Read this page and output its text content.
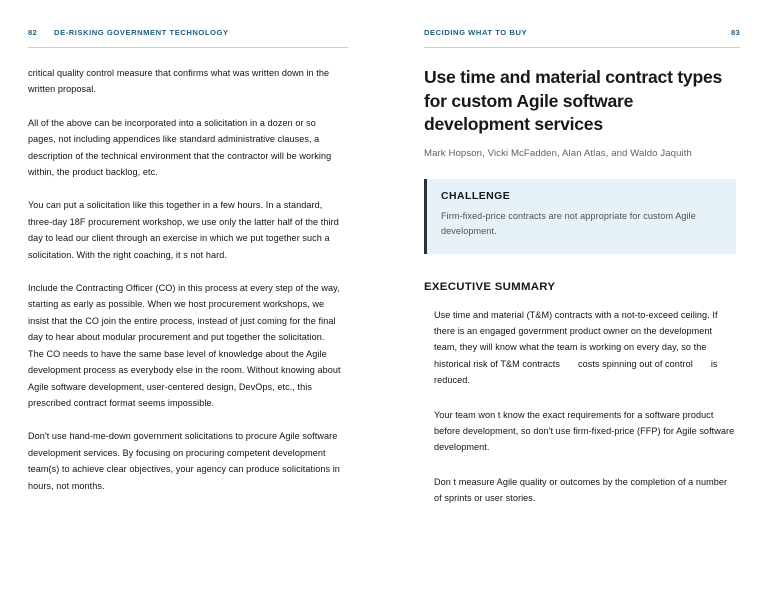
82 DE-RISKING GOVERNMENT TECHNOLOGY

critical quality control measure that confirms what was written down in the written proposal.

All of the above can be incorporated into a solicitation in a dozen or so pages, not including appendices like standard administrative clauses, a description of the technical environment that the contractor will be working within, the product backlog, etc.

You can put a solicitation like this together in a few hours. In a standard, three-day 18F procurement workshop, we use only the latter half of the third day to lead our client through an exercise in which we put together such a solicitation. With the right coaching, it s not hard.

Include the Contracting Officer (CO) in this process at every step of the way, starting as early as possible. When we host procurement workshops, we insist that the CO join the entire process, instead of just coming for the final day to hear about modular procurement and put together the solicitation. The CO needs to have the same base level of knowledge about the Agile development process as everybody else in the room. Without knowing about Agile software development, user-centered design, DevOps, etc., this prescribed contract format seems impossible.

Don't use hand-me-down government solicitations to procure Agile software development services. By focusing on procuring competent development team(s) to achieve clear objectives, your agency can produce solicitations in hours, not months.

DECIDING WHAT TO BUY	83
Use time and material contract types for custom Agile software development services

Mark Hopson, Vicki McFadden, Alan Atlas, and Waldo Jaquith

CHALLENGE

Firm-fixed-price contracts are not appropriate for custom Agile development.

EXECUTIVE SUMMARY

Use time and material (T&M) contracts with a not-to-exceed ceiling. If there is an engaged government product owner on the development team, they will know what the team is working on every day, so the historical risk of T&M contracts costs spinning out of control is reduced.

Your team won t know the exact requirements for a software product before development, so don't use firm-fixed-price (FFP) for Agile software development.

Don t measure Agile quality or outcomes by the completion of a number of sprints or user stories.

* * *

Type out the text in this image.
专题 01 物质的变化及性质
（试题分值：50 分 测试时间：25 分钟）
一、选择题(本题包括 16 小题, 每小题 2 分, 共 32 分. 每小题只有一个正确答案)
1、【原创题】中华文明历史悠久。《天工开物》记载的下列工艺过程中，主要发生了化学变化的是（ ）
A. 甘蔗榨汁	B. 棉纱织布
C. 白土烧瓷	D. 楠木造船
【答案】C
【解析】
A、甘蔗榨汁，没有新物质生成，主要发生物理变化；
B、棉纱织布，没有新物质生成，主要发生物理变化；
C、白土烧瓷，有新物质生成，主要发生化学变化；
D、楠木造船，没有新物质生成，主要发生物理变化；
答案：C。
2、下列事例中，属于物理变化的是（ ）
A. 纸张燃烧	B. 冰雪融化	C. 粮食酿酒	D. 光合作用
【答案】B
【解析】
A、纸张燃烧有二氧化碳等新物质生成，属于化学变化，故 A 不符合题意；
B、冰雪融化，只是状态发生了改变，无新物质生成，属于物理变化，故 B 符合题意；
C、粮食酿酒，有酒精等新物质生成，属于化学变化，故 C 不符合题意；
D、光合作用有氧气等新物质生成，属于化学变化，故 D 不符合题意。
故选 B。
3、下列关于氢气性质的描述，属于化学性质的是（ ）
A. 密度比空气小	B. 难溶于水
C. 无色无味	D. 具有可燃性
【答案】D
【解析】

- DIRECTIVE -
Check each line of the material above for "没有新物质生成" and say how many lines contain it, giving the number alone.

- FINAL RESULT -
3